• _Task directions_: Search the data for the word "entrega". Reproduce every line where it is found.

-- START OF Given data --

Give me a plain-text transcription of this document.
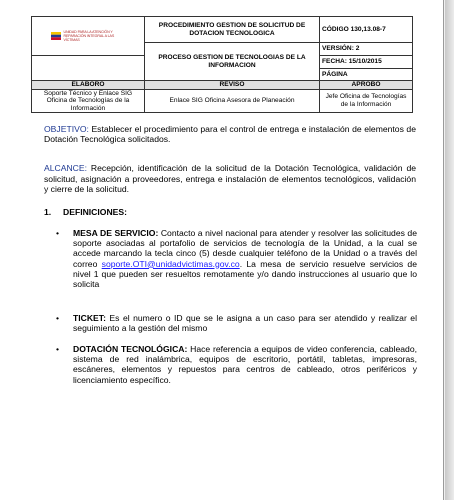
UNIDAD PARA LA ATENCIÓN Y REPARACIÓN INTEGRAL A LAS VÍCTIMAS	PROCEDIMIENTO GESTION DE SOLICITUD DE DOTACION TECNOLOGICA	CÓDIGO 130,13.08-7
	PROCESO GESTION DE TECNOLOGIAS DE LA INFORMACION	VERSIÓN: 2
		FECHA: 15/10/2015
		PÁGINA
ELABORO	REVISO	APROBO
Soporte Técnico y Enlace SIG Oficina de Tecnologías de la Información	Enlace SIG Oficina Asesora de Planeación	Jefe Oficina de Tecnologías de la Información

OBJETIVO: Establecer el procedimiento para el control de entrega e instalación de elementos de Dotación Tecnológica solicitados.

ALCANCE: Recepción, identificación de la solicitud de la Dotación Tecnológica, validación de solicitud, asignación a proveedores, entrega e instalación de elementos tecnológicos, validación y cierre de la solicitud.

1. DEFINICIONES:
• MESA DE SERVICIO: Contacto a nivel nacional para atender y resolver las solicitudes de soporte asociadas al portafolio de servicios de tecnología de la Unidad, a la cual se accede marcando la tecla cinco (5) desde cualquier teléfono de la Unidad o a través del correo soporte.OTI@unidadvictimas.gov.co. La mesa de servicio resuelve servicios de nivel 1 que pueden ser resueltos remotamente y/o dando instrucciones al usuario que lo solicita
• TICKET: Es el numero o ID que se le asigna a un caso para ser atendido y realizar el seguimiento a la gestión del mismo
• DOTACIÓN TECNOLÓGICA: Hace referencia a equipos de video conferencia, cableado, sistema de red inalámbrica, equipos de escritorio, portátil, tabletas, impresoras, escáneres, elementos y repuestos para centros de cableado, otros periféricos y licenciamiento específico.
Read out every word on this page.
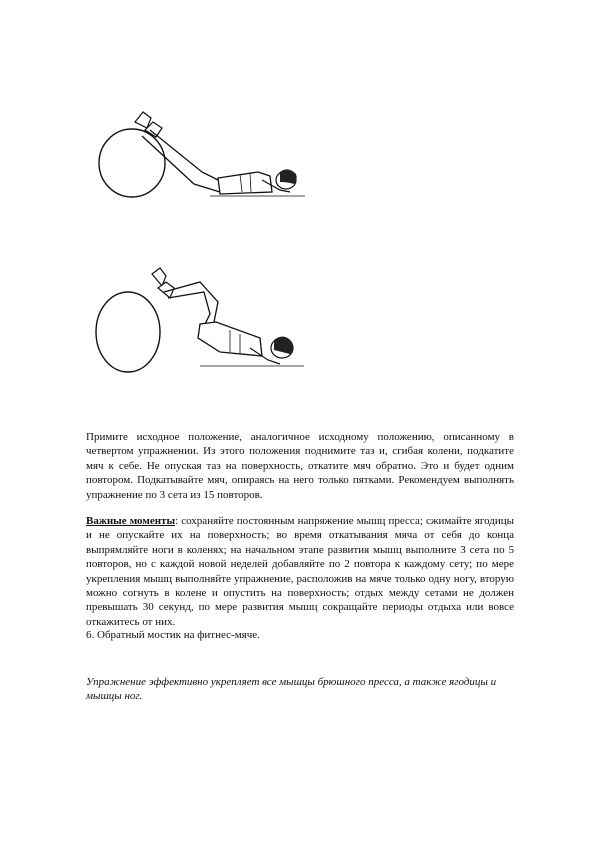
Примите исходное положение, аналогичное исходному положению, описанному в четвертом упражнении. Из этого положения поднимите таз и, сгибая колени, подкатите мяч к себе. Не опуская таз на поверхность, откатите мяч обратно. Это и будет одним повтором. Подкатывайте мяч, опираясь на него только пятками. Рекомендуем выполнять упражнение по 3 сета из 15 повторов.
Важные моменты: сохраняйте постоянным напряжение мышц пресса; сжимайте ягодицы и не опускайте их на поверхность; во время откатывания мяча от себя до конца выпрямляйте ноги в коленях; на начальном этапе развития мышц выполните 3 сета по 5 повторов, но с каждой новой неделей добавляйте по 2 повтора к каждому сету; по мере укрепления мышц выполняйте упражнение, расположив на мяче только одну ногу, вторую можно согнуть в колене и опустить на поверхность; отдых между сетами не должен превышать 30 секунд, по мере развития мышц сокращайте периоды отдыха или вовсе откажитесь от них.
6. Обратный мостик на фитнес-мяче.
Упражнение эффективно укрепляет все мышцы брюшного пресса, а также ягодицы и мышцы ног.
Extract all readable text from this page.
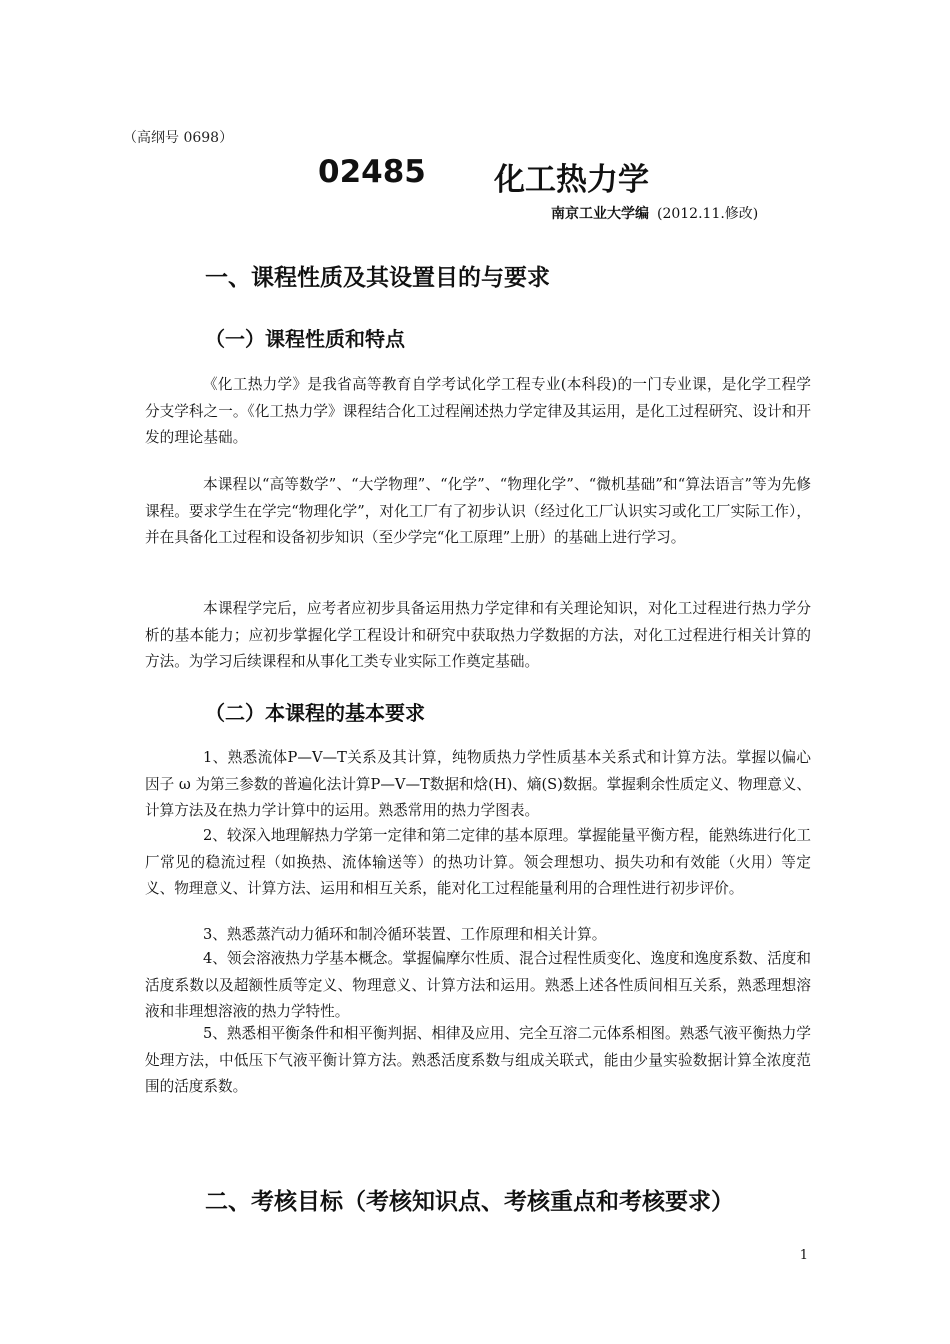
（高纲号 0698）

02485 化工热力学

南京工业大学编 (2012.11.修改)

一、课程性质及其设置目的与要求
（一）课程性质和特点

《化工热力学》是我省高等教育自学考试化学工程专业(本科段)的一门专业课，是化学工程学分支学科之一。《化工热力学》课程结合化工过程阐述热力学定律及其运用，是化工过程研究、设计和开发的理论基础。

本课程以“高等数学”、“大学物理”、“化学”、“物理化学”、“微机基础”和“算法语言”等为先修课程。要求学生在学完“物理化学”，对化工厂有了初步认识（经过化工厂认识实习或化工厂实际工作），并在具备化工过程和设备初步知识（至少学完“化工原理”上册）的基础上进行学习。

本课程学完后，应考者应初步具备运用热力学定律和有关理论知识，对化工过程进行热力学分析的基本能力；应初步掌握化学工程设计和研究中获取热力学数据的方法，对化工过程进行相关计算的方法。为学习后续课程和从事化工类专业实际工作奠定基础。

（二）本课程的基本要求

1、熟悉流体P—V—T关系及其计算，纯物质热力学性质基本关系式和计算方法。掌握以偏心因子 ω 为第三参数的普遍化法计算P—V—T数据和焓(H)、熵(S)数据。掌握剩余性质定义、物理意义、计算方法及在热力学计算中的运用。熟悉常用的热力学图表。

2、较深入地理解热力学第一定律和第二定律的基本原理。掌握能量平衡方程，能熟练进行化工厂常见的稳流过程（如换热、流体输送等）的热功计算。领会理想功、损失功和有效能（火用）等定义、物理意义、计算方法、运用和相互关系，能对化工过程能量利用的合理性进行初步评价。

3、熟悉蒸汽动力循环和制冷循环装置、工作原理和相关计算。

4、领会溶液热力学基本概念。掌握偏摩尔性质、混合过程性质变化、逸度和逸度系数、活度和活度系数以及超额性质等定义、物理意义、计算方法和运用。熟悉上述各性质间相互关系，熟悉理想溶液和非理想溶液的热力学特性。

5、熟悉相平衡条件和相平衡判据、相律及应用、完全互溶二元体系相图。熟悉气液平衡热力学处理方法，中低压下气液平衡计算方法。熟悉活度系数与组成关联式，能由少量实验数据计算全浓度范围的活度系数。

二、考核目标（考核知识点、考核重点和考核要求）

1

-- END OF Given data --

• _Task result_:
OBJETIVO: Establecer el procedimiento para el control de entrega e instalación de elementos de Dotación Tecnológica solicitados.
ALCANCE: Recepción, identificación de la solicitud de la Dotación Tecnológica, validación de solicitud, asignación a proveedores, entrega e instalación de elementos tecnológicos, validación y cierre de la solicitud.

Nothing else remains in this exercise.